TASK DIRECTIONS
Pull every line that holds the word "screenshot" from the entries.

(Structured figure records)
* * * * * * * * *

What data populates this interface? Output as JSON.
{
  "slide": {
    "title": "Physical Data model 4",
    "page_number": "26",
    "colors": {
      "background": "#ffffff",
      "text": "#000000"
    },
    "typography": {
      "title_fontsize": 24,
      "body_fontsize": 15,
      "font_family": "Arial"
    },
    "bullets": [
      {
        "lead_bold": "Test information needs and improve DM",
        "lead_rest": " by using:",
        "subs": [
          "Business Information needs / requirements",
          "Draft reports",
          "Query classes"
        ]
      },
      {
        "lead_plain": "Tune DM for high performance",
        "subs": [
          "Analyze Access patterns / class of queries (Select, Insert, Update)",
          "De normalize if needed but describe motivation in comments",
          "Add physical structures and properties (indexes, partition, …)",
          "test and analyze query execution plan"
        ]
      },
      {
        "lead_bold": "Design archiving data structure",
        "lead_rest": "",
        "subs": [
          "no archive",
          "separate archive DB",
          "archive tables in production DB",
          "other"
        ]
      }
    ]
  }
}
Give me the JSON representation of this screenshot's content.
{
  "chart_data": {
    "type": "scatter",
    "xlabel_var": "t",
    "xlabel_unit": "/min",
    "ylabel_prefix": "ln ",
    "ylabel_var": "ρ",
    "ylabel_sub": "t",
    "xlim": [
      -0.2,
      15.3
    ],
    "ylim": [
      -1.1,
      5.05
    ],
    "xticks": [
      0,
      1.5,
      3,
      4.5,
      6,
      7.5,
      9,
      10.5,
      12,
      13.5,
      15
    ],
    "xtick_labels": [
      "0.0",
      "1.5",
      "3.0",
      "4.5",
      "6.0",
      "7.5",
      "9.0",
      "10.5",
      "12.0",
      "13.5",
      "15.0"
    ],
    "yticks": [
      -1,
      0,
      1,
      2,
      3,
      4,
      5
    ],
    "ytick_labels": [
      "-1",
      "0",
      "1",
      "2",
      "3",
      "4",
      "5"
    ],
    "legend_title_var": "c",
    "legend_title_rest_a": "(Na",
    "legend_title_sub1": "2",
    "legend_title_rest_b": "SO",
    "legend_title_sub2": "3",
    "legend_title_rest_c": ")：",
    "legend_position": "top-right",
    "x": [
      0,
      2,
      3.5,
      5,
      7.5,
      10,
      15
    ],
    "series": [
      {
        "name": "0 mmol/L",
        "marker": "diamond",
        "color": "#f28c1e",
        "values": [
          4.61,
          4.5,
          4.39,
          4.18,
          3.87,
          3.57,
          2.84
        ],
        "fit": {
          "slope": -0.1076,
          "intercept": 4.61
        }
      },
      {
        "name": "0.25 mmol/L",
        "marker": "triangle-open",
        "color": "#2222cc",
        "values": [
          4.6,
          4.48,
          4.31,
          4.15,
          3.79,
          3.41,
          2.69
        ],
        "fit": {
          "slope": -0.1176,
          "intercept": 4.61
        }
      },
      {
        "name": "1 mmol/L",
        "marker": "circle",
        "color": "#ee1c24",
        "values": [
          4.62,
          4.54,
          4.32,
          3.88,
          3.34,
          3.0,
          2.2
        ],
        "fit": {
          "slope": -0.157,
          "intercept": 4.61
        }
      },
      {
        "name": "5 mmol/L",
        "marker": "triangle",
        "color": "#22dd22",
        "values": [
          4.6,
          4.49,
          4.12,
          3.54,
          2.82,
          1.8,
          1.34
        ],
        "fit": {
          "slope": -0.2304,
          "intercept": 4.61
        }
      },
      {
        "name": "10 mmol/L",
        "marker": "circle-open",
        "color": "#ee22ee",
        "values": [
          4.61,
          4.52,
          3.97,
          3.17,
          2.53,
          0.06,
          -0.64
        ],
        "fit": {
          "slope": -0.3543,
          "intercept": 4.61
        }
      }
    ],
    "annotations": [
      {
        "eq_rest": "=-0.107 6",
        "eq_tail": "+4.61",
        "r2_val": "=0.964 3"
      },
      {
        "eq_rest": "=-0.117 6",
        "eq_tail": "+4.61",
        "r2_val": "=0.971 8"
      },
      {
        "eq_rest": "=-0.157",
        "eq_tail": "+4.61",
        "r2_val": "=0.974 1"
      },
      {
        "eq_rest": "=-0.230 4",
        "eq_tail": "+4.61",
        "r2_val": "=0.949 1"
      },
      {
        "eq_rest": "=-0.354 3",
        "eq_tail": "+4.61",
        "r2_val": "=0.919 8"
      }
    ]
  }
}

* * * * * * * * *

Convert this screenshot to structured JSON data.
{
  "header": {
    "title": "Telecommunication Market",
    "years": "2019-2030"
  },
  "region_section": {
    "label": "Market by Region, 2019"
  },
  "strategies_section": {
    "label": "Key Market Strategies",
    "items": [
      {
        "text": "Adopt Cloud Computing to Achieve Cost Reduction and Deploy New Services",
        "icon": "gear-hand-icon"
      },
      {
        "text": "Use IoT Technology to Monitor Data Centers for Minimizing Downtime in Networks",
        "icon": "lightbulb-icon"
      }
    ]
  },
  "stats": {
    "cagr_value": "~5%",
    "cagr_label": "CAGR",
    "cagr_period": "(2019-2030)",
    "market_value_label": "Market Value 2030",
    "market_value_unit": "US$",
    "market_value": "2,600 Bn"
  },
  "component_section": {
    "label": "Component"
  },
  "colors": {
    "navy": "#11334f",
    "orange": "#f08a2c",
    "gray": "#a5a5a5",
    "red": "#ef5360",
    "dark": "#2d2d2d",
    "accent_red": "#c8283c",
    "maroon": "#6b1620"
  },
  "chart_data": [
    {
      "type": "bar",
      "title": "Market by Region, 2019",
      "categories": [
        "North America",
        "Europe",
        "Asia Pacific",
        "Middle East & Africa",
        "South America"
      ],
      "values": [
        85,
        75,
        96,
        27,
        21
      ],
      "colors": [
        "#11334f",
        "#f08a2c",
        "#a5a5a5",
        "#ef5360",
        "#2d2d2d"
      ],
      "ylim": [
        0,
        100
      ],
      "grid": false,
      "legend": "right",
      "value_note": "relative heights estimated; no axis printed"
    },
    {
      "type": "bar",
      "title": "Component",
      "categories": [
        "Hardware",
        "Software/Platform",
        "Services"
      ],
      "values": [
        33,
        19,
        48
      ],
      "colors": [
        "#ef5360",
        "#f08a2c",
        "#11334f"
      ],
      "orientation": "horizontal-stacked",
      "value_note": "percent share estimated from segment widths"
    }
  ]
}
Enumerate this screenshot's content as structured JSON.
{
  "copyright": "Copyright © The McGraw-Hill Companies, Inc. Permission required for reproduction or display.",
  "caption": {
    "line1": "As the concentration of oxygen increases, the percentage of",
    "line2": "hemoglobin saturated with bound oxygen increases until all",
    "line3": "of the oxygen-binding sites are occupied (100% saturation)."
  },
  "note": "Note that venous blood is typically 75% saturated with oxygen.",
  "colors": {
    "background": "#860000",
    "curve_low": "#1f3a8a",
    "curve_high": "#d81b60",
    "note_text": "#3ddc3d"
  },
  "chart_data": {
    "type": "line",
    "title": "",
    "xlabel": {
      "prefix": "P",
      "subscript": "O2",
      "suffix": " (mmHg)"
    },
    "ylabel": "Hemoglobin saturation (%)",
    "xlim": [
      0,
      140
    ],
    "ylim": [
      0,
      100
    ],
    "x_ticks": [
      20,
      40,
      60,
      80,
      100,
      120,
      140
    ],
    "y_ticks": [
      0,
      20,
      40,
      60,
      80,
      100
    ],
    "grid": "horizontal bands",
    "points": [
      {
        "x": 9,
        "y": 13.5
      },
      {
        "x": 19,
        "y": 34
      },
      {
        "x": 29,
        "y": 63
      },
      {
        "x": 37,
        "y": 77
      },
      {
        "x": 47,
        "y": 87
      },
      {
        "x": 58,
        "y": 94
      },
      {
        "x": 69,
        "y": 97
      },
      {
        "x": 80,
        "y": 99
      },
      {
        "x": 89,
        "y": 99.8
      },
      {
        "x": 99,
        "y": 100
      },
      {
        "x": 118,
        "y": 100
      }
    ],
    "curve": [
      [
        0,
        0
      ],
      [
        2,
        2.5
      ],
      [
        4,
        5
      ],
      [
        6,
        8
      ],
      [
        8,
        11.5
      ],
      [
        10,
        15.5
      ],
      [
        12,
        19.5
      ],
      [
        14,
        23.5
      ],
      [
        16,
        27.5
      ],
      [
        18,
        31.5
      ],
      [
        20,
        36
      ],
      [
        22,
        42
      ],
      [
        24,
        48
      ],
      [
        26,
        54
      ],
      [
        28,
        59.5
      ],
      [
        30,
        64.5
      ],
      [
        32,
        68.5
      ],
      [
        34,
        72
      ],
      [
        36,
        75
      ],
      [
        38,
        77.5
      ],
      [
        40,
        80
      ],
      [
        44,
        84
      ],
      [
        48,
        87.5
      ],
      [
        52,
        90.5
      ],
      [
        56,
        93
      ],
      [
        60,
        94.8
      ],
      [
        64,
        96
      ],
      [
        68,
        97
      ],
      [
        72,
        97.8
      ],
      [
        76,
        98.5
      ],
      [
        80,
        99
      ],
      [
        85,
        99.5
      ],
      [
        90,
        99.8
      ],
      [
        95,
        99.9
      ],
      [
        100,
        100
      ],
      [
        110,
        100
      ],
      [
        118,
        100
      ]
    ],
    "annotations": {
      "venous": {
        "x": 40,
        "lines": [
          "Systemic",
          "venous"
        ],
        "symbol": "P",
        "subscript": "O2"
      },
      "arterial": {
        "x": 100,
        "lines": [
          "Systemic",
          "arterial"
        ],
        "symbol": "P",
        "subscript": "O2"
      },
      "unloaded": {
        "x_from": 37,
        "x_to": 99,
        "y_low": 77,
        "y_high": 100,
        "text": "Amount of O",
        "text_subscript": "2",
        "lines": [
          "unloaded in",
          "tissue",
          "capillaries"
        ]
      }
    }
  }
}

* * * * * * * * *

IN RESPONSE
Give me the JSON representation of this screenshot's content.
Convert this screenshot to structured JSON data.
Enumerate this screenshot's content as structured JSON.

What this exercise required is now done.